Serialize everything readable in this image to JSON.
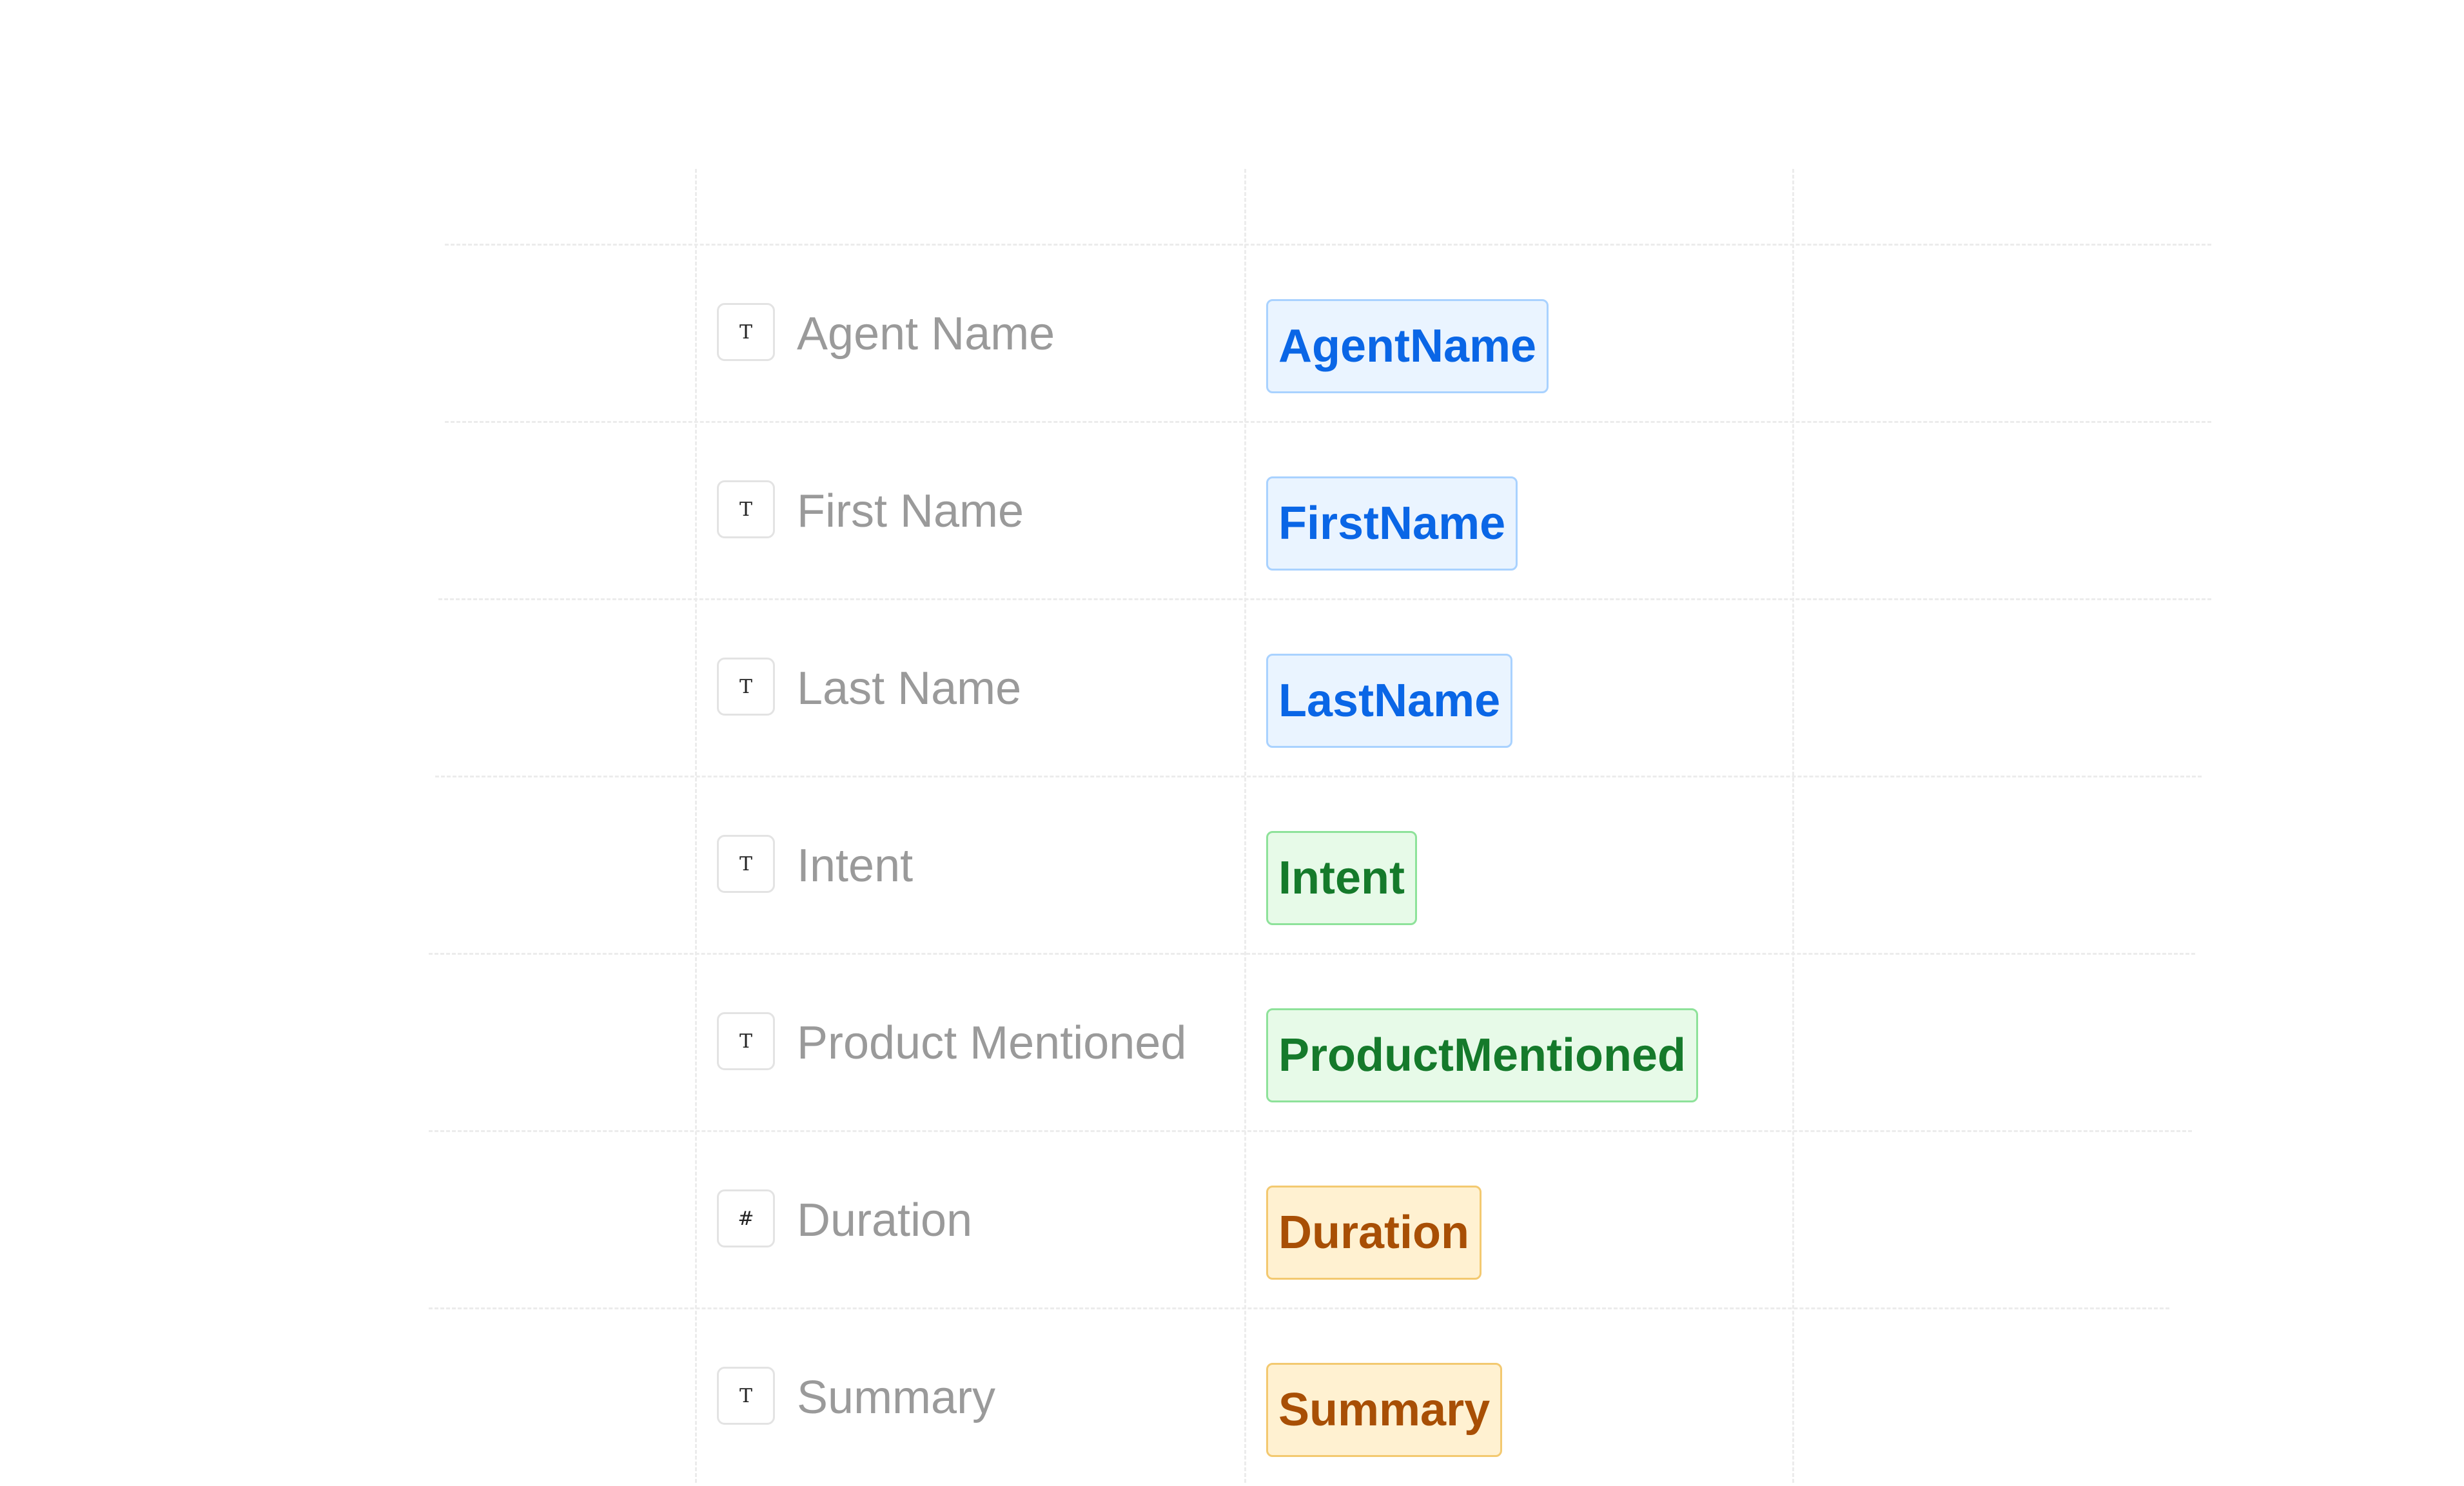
{
  "fields": [
    {
      "type_symbol": "T",
      "label": "Agent Name",
      "variable": "AgentName",
      "variable_color": "blue"
    },
    {
      "type_symbol": "T",
      "label": "First Name",
      "variable": "FirstName",
      "variable_color": "blue"
    },
    {
      "type_symbol": "T",
      "label": "Last Name",
      "variable": "LastName",
      "variable_color": "blue"
    },
    {
      "type_symbol": "T",
      "label": "Intent",
      "variable": "Intent",
      "variable_color": "green"
    },
    {
      "type_symbol": "T",
      "label": "Product Mentioned",
      "variable": "ProductMentioned",
      "variable_color": "green"
    },
    {
      "type_symbol": "#",
      "label": "Duration",
      "variable": "Duration",
      "variable_color": "orange"
    },
    {
      "type_symbol": "T",
      "label": "Summary",
      "variable": "Summary",
      "variable_color": "orange"
    }
  ],
  "colors": {
    "blue": "#0a66e6",
    "green": "#157a2b",
    "orange": "#a84f05",
    "label_gray": "#9a9a9a"
  }
}
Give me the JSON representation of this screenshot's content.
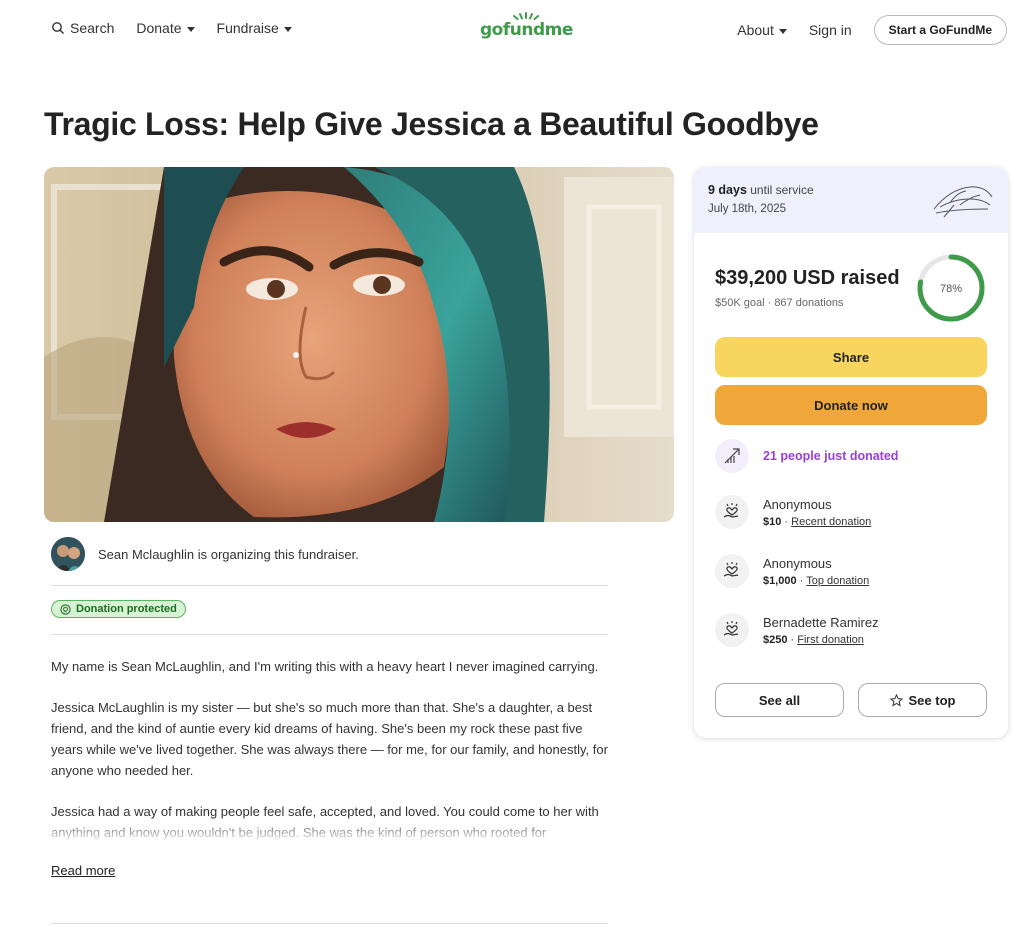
{
  "nav": {
    "search": "Search",
    "donate": "Donate",
    "fundraise": "Fundraise",
    "logo": "gofundme",
    "about": "About",
    "signin": "Sign in",
    "start": "Start a GoFundMe"
  },
  "page": {
    "title": "Tragic Loss: Help Give Jessica a Beautiful Goodbye"
  },
  "organizer": {
    "text": "Sean Mclaughlin is organizing this fundraiser."
  },
  "badge": "Donation protected",
  "story": {
    "paragraphs": [
      "My name is Sean McLaughlin, and I'm writing this with a heavy heart I never imagined carrying.",
      "Jessica McLaughlin is my sister — but she's so much more than that. She's a daughter, a best friend, and the kind of auntie every kid dreams of having. She's been my rock these past five years while we've lived together. She was always there — for me, for our family, and honestly, for anyone who needed her.",
      "Jessica had a way of making people feel safe, accepted, and loved. You could come to her with anything and know you wouldn't be judged. She was the kind of person who rooted for"
    ],
    "read_more": "Read more"
  },
  "card": {
    "days_bold": "9 days",
    "days_rest": " until service",
    "date": "July 18th, 2025",
    "raised": "$39,200 USD raised",
    "goal": "$50K goal  ·  867 donations",
    "percent": "78%",
    "progress": 0.78,
    "share": "Share",
    "donate": "Donate now",
    "recent": "21 people just donated",
    "donors": [
      {
        "name": "Anonymous",
        "amount": "$10",
        "label": "Recent donation"
      },
      {
        "name": "Anonymous",
        "amount": "$1,000",
        "label": "Top donation"
      },
      {
        "name": "Bernadette Ramirez",
        "amount": "$250",
        "label": "First donation"
      }
    ],
    "see_all": "See all",
    "see_top": "See top"
  },
  "colors": {
    "brand": "#3f9b4a",
    "share": "#f7d55f",
    "donate": "#f0a73a",
    "recent": "#9b3fd8",
    "badge_bg": "#d6f3d3"
  }
}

####

Written request
Print all of the entries word for word. Omit the pictures they contain.

Full response
Serialize everything readable in this image to JSON.
{
  "fields": [
    {
      "type_symbol": "T",
      "label": "Agent Name",
      "variable": "AgentName",
      "variable_color": "blue"
    },
    {
      "type_symbol": "T",
      "label": "First Name",
      "variable": "FirstName",
      "variable_color": "blue"
    },
    {
      "type_symbol": "T",
      "label": "Last Name",
      "variable": "LastName",
      "variable_color": "blue"
    },
    {
      "type_symbol": "T",
      "label": "Intent",
      "variable": "Intent",
      "variable_color": "green"
    },
    {
      "type_symbol": "T",
      "label": "Product Mentioned",
      "variable": "ProductMentioned",
      "variable_color": "green"
    },
    {
      "type_symbol": "#",
      "label": "Duration",
      "variable": "Duration",
      "variable_color": "orange"
    },
    {
      "type_symbol": "T",
      "label": "Summary",
      "variable": "Summary",
      "variable_color": "orange"
    }
  ],
  "colors": {
    "blue": "#0a66e6",
    "green": "#157a2b",
    "orange": "#a84f05",
    "label_gray": "#9a9a9a"
  }
}
Give me the JSON representation of this screenshot's content.
{
  "nav": {
    "search": "Search",
    "donate": "Donate",
    "fundraise": "Fundraise",
    "logo": "gofundme",
    "about": "About",
    "signin": "Sign in",
    "start": "Start a GoFundMe"
  },
  "page": {
    "title": "Tragic Loss: Help Give Jessica a Beautiful Goodbye"
  },
  "organizer": {
    "text": "Sean Mclaughlin is organizing this fundraiser."
  },
  "badge": "Donation protected",
  "story": {
    "paragraphs": [
      "My name is Sean McLaughlin, and I'm writing this with a heavy heart I never imagined carrying.",
      "Jessica McLaughlin is my sister — but she's so much more than that. She's a daughter, a best friend, and the kind of auntie every kid dreams of having. She's been my rock these past five years while we've lived together. She was always there — for me, for our family, and honestly, for anyone who needed her.",
      "Jessica had a way of making people feel safe, accepted, and loved. You could come to her with anything and know you wouldn't be judged. She was the kind of person who rooted for"
    ],
    "read_more": "Read more"
  },
  "card": {
    "days_bold": "9 days",
    "days_rest": " until service",
    "date": "July 18th, 2025",
    "raised": "$39,200 USD raised",
    "goal": "$50K goal  ·  867 donations",
    "percent": "78%",
    "progress": 0.78,
    "share": "Share",
    "donate": "Donate now",
    "recent": "21 people just donated",
    "donors": [
      {
        "name": "Anonymous",
        "amount": "$10",
        "label": "Recent donation"
      },
      {
        "name": "Anonymous",
        "amount": "$1,000",
        "label": "Top donation"
      },
      {
        "name": "Bernadette Ramirez",
        "amount": "$250",
        "label": "First donation"
      }
    ],
    "see_all": "See all",
    "see_top": "See top"
  },
  "colors": {
    "brand": "#3f9b4a",
    "share": "#f7d55f",
    "donate": "#f0a73a",
    "recent": "#9b3fd8",
    "badge_bg": "#d6f3d3"
  }
}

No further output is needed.